• [Instructions for the task]:
Pick out the lines below that contain the string "protocols" and copy them all.

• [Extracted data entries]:
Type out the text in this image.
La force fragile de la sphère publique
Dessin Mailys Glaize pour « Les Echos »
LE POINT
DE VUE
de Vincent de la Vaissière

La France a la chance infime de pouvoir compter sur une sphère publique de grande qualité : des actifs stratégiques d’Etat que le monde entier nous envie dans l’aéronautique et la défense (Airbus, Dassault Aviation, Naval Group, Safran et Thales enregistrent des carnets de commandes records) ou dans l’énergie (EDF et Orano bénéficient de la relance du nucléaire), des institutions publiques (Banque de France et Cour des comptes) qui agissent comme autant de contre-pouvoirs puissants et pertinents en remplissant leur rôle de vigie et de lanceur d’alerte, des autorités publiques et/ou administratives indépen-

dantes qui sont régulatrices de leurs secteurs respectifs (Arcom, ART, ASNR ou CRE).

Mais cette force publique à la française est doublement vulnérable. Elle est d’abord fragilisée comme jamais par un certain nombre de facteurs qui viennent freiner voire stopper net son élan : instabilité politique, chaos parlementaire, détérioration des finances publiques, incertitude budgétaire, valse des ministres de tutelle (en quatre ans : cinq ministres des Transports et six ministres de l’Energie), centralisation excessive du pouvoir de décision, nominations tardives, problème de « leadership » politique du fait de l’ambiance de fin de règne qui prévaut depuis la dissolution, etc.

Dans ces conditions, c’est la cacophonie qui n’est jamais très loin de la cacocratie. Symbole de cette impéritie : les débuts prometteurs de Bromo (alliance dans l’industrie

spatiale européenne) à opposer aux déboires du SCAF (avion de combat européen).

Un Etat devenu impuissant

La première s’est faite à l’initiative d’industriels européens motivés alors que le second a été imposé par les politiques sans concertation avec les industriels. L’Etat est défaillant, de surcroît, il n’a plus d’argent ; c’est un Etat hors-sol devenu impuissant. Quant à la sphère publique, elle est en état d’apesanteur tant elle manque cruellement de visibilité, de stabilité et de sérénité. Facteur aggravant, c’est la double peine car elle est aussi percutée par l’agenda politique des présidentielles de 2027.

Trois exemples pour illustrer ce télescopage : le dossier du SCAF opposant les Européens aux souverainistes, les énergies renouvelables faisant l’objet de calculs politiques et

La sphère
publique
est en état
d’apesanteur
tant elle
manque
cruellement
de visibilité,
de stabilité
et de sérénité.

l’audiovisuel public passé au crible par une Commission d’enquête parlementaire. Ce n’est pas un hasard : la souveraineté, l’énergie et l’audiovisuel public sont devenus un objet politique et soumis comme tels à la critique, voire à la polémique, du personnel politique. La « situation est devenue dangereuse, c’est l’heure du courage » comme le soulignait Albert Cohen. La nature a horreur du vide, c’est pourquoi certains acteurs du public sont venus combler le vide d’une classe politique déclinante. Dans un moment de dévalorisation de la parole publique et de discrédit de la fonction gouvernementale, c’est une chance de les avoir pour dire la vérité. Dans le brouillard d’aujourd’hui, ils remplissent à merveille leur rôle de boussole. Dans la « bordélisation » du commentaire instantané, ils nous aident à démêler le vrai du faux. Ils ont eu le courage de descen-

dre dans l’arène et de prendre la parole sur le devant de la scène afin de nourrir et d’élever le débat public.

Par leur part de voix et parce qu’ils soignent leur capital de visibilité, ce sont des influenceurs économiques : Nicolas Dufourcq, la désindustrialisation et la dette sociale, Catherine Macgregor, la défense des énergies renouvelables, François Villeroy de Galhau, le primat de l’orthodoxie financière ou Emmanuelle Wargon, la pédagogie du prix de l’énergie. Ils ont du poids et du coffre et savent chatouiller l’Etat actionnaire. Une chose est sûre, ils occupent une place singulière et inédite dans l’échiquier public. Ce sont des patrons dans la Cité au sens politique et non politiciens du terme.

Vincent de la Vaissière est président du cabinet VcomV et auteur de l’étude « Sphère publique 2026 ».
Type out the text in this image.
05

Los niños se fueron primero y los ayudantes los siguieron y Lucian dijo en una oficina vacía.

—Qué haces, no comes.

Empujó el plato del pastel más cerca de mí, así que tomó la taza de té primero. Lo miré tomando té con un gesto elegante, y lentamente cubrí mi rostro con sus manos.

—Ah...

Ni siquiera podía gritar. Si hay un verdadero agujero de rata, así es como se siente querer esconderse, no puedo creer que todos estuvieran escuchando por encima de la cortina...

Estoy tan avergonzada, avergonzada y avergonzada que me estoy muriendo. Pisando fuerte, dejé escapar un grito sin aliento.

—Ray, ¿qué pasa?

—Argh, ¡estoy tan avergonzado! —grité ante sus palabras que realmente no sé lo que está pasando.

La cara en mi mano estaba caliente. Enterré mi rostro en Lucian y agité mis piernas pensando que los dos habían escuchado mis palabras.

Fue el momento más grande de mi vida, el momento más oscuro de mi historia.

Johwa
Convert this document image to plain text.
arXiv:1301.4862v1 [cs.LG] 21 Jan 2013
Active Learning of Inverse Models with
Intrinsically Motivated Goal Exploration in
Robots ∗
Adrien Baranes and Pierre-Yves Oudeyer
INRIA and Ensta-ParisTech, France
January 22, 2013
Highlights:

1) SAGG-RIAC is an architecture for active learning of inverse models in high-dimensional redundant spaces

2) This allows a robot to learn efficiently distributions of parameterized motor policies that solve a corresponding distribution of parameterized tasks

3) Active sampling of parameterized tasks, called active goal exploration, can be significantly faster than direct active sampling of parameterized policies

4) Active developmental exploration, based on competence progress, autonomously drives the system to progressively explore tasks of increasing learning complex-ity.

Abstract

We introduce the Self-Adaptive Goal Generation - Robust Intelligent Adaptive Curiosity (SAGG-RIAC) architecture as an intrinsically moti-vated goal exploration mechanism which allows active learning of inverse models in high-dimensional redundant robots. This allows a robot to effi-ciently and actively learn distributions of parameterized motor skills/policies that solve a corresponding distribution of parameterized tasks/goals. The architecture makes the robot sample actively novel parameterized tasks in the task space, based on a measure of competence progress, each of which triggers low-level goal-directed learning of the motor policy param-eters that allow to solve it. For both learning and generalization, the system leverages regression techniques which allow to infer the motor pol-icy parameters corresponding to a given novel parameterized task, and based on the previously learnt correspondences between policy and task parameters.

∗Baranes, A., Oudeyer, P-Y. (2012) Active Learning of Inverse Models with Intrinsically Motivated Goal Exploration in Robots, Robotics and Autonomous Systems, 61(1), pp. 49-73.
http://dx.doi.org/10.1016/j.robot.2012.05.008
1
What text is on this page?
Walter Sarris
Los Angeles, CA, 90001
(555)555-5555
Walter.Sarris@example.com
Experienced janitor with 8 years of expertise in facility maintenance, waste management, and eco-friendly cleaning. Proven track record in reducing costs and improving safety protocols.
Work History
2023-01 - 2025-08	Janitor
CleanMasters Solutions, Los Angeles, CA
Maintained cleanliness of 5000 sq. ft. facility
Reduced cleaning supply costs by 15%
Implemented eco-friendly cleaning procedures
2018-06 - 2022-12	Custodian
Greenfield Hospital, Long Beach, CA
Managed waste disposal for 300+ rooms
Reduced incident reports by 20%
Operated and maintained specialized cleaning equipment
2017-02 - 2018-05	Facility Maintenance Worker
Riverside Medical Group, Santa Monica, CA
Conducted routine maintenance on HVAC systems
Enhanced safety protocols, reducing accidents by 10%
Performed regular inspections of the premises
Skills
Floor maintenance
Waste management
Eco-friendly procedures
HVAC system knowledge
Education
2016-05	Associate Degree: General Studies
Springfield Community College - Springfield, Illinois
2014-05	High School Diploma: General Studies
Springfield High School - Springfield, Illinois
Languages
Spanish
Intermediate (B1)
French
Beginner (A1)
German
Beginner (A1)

• [Written answer]:
Experienced janitor with 8 years of expertise in facility maintenance, waste management, and eco-friendly cleaning. Proven track record in reducing costs and improving safety protocols.
Enhanced safety protocols, reducing accidents by 10%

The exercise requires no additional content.